- **PROBLEM REQUIREMENTS**: Scan the records and identify every line in which the string "osobama" occurs, then return those lines.

- **RECORDS SHOWN**:
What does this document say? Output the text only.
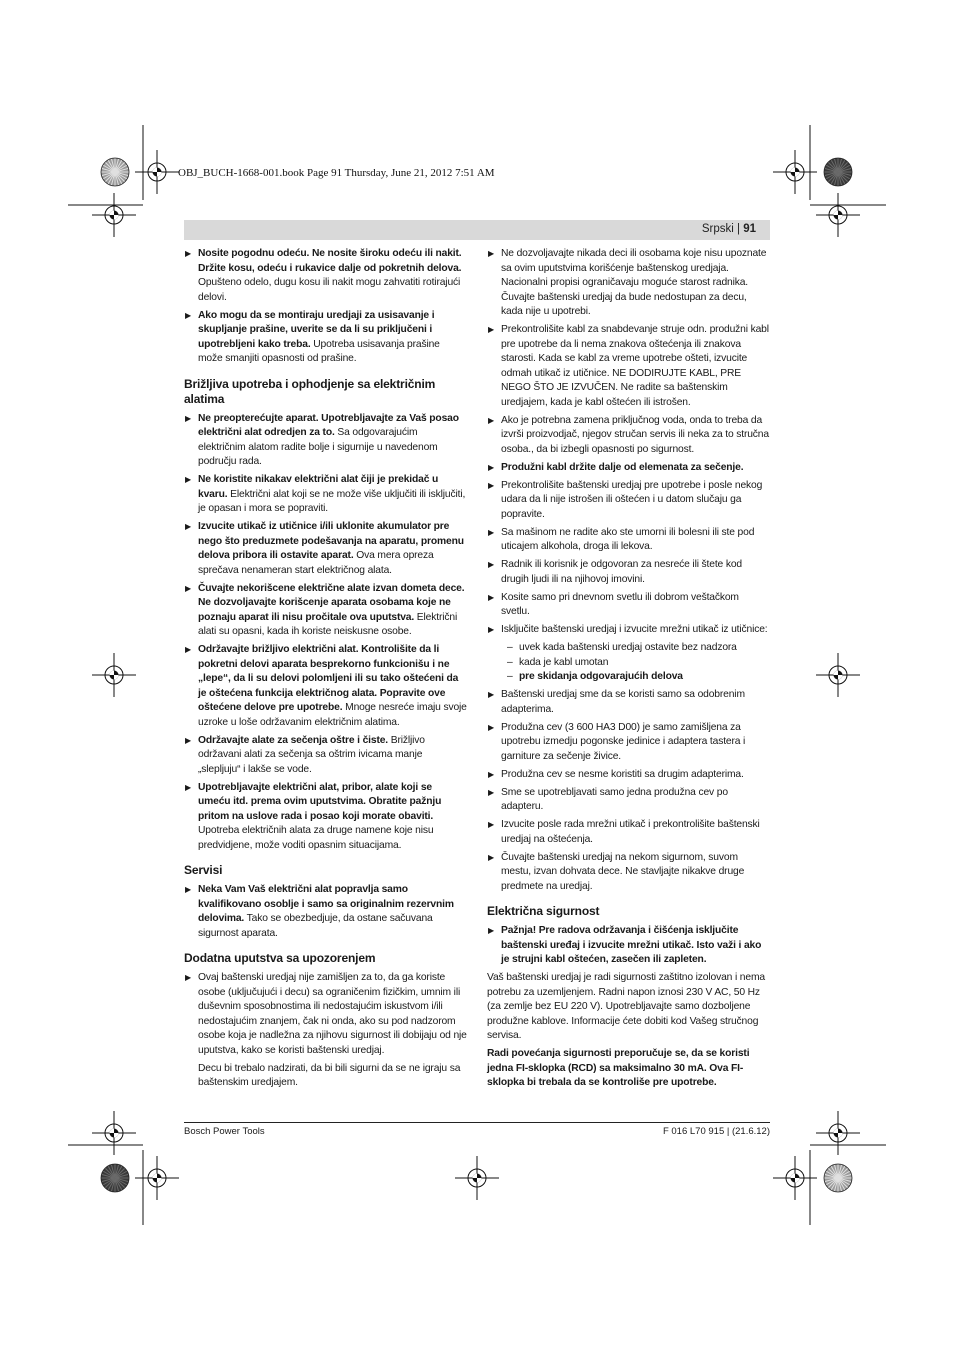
OBJ_BUCH-1668-001.book Page 91 Thursday, June 21, 2012 7:51 AM
Srpski | 91
▶ Nosite pogodnu odeću. Ne nosite široku odeću ili nakit. Držite kosu, odeću i rukavice dalje od pokretnih delova. Opušteno odelo, dugu kosu ili nakit mogu zahvatiti rotirajući delovi.
▶ Ako mogu da se montiraju uredjaji za usisavanje i skupljanje prašine, uverite se da li su priključeni i upotrebljeni kako treba. Upotreba usisavanja prašine može smanjiti opasnosti od prašine.
Brižljiva upotreba i ophodjenje sa električnim alatima
▶ Ne preopterećujte aparat. Upotrebljavajte za Vaš posao električni alat odredjen za to. Sa odgovarajućim električnim alatom radite bolje i sigurnije u navedenom području rada.
▶ Ne koristite nikakav električni alat čiji je prekidač u kvaru. Električni alat koji se ne može više uključiti ili isključiti, je opasan i mora se popraviti.
▶ Izvucite utikač iz utičnice i/ili uklonite akumulator pre nego što preduzmete podešavanja na aparatu, promenu delova pribora ili ostavite aparat. Ova mera opreza sprečava nenameran start električnog alata.
▶ Čuvajte nekorišcene električne alate izvan dometa dece. Ne dozvoljavajte korišcenje aparata osobama koje ne poznaju aparat ili nisu pročitale ova uputstva. Električni alati su opasni, kada ih koriste neiskusne osobe.
▶ Održavajte brižljivo električni alat. Kontrolišite da li pokretni delovi aparata besprekorno funkcionišu i ne „lepe“, da li su delovi polomljeni ili su tako oštećeni da je oštećena funkcija električnog alata. Popravite ove oštećene delove pre upotrebe. Mnoge nesreće imaju svoje uzroke u loše održavanim električnim alatima.
▶ Održavajte alate za sečenja oštre i čiste. Brižljivo održavani alati za sečenja sa oštrim ivicama manje „slepljuju“ i lakše se vode.
▶ Upotrebljavajte električni alat, pribor, alate koji se umeću itd. prema ovim uputstvima. Obratite pažnju pritom na uslove rada i posao koji morate obaviti. Upotreba električnih alata za druge namene koje nisu predvidjene, može voditi opasnim situacijama.
Servisi
▶ Neka Vam Vaš električni alat popravlja samo kvalifikovano osoblje i samo sa originalnim rezervnim delovima. Tako se obezbedjuje, da ostane sačuvana sigurnost aparata.
Dodatna uputstva sa upozorenjem
▶ Ovaj baštenski uredjaj nije zamišljen za to, da ga koriste osobe (uključujući i decu) sa ograničenim fizičkim, umnim ili duševnim sposobnostima ili nedostajućim iskustvom i/ili nedostajućim znanjem, čak ni onda, ako su pod nadzorom osobe koja je nadležna za njihovu sigurnost ili dobijaju od nje uputstva, kako se koristi baštenski uredjaj.
Decu bi trebalo nadzirati, da bi bili sigurni da se ne igraju sa baštenskim uredjajem.
▶ Ne dozvoljavajte nikada deci ili osobama koje nisu upoznate sa ovim uputstvima korišćenje baštenskog uredjaja. Nacionalni propisi ograničavaju moguće starost radnika. Čuvajte baštenski uredjaj da bude nedostupan za decu, kada nije u upotrebi.
▶ Prekontrolišite kabl za snabdevanje struje odn. produžni kabl pre upotrebe da li nema znakova oštećenja ili znakova starosti. Kada se kabl za vreme upotrebe ošteti, izvucite odmah utikač iz utičnice. NE DODIRUJTE KABL, PRE NEGO ŠTO JE IZVUČEN. Ne radite sa baštenskim uredjajem, kada je kabl oštećen ili istrošen.
▶ Ako je potrebna zamena priključnog voda, onda to treba da izvrši proizvodjač, njegov stručan servis ili neka za to stručna osoba., da bi izbegli opasnosti po sigurnost.
▶ Produžni kabl držite dalje od elemenata za sečenje.
▶ Prekontrolišite baštenski uredjaj pre upotrebe i posle nekog udara da li nije istrošen ili oštećen i u datom slučaju ga popravite.
▶ Sa mašinom ne radite ako ste umorni ili bolesni ili ste pod uticajem alkohola, droga ili lekova.
▶ Radnik ili korisnik je odgovoran za nesreće ili štete kod drugih ljudi ili na njihovoj imovini.
▶ Kosite samo pri dnevnom svetlu ili dobrom veštačkom svetlu.
▶ Isključite baštenski uredjaj i izvucite mrežni utikač iz utičnice:
– uvek kada baštenski uredjaj ostavite bez nadzora
– kada je kabl umotan
– pre skidanja odgovarajućih delova
▶ Baštenski uredjaj sme da se koristi samo sa odobrenim adapterima.
▶ Produžna cev (3 600 HA3 D00) je samo zamišljena za upotrebu izmedju pogonske jedinice i adaptera tastera i garniture za sečenje živice.
▶ Produžna cev se nesme koristiti sa drugim adapterima.
▶ Sme se upotrebljavati samo jedna produžna cev po adapteru.
▶ Izvucite posle rada mrežni utikač i prekontrolišite baštenski uredjaj na oštećenja.
▶ Čuvajte baštenski uredjaj na nekom sigurnom, suvom mestu, izvan dohvata dece. Ne stavljajte nikakve druge predmete na uredjaj.
Električna sigurnost
▶ Pažnja! Pre radova održavanja i čišćenja isključite baštenski uređaj i izvucite mrežni utikač. Isto važi i ako je strujni kabl oštećen, zasečen ili zapleten.
Vaš baštenski uredjaj je radi sigurnosti zaštitno izolovan i nema potrebu za uzemljenjem. Radni napon iznosi 230 V AC, 50 Hz (za zemlje bez EU 220 V). Upotrebljavajte samo dozboljene produžne kablove. Informacije ćete dobiti kod Vašeg stručnog servisa.
Radi povećanja sigurnosti preporučuje se, da se koristi jedna FI-sklopka (RCD) sa maksimalno 30 mA. Ova FI-sklopka bi trebala da se kontroliše pre upotrebe.
Bosch Power Tools	F 016 L70 915 | (21.6.12)
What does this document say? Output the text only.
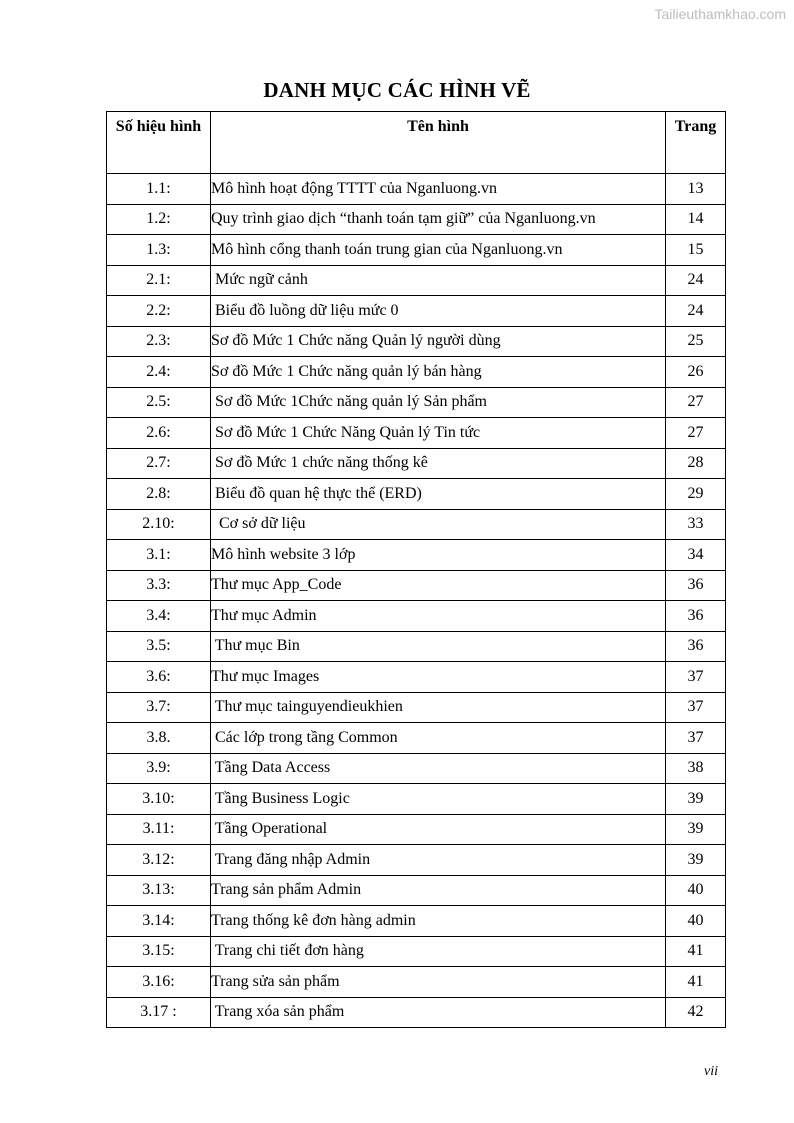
Tailieuthamkhao.com
DANH MỤC CÁC HÌNH VẼ
Số hiệu hình	Tên hình	Trang
1.1:	Mô hình hoạt động TTTT của Nganluong.vn	13
1.2:	Quy trình giao dịch “thanh toán tạm giữ” của Nganluong.vn	14
1.3:	Mô hình cổng thanh toán trung gian của Nganluong.vn	15
2.1:	Mức ngữ cảnh	24
2.2:	Biểu đồ luồng dữ liệu mức 0	24
2.3:	Sơ đồ Mức 1 Chức năng Quản lý người dùng	25
2.4:	Sơ đồ Mức 1 Chức năng quản lý bán hàng	26
2.5:	Sơ đồ Mức 1Chức năng quản lý Sản phẩm	27
2.6:	Sơ đồ Mức 1 Chức Năng Quản lý Tin tức	27
2.7:	Sơ đồ Mức 1 chức năng thống kê	28
2.8:	Biểu đồ quan hệ thực thể (ERD)	29
2.10:	Cơ sở dữ liệu	33
3.1:	Mô hình website 3 lớp	34
3.3:	Thư mục App_Code	36
3.4:	Thư mục Admin	36
3.5:	Thư mục Bin	36
3.6:	Thư mục Images	37
3.7:	Thư mục tainguyendieukhien	37
3.8.	Các lớp trong tầng Common	37
3.9:	Tầng Data Access	38
3.10:	Tầng Business Logic	39
3.11:	Tầng Operational	39
3.12:	Trang đăng nhập Admin	39
3.13:	Trang sản phẩm Admin	40
3.14:	Trang thống kê đơn hàng admin	40
3.15:	Trang chi tiết đơn hàng	41
3.16:	Trang sửa sản phẩm	41
3.17 :	Trang xóa sản phẩm	42
vii
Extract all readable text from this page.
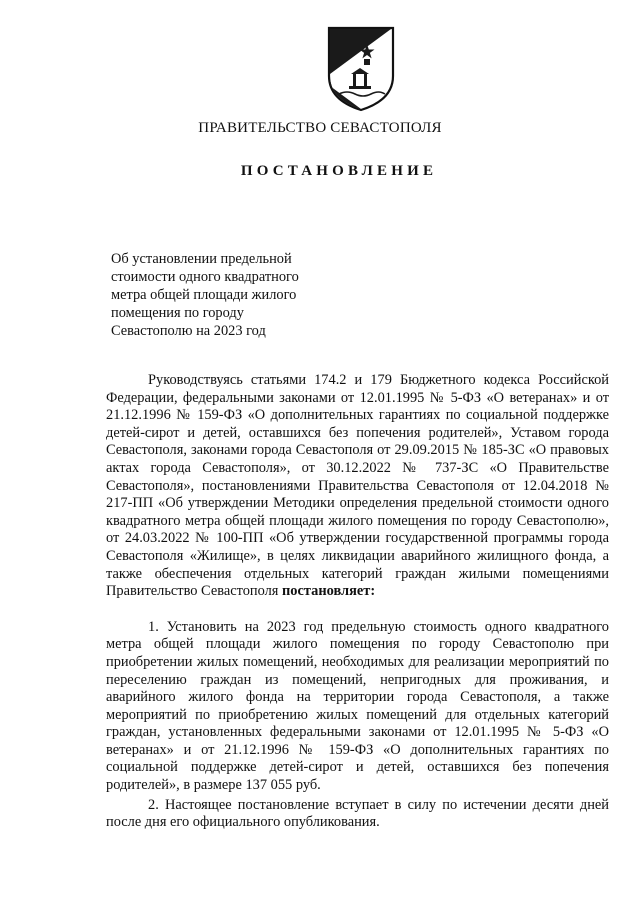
ПРАВИТЕЛЬСТВО СЕВАСТОПОЛЯ
ПОСТАНОВЛЕНИЕ
Об установлении предельной
стоимости одного квадратного
метра общей площади жилого
помещения по городу
Севастополю на 2023 год

Руководствуясь статьями 174.2 и 179 Бюджетного кодекса Российской Федерации, федеральными законами от 12.01.1995 № 5-ФЗ «О ветеранах» и от 21.12.1996 № 159-ФЗ «О дополнительных гарантиях по социальной поддержке детей-сирот и детей, оставшихся без попечения родителей», Уставом города Севастополя, законами города Севастополя от 29.09.2015 № 185-ЗС «О правовых актах города Севастополя», от 30.12.2022 № 737-ЗС «О Правительстве Севастополя», постановлениями Правительства Севастополя от 12.04.2018 № 217-ПП «Об утверждении Методики определения предельной стоимости одного квадратного метра общей площади жилого помещения по городу Севастополю», от 24.03.2022 № 100-ПП «Об утверждении государственной программы города Севастополя «Жилище», в целях ликвидации аварийного жилищного фонда, а также обеспечения отдельных категорий граждан жилыми помещениями Правительство Севастополя постановляет:

1. Установить на 2023 год предельную стоимость одного квадратного метра общей площади жилого помещения по городу Севастополю при приобретении жилых помещений, необходимых для реализации мероприятий по переселению граждан из помещений, непригодных для проживания, и аварийного жилого фонда на территории города Севастополя, а также мероприятий по приобретению жилых помещений для отдельных категорий граждан, установленных федеральными законами от 12.01.1995 № 5-ФЗ «О ветеранах» и от 21.12.1996 № 159-ФЗ «О дополнительных гарантиях по социальной поддержке детей-сирот и детей, оставшихся без попечения родителей», в размере 137 055 руб.

2. Настоящее постановление вступает в силу по истечении десяти дней после дня его официального опубликования.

- **EXPECTED OUTPUT**:
▶ Čuvajte nekorišcene električne alate izvan dometa dece. Ne dozvoljavajte korišcenje aparata osobama koje ne poznaju aparat ili nisu pročitale ova uputstva. Električni alati su opasni, kada ih koriste neiskusne osobe.
▶ Ne dozvoljavajte nikada deci ili osobama koje nisu upoznate sa ovim uputstvima korišćenje baštenskog uredjaja. Nacionalni propisi ograničavaju moguće starost radnika. Čuvajte baštenski uredjaj da bude nedostupan za decu, kada nije u upotrebi.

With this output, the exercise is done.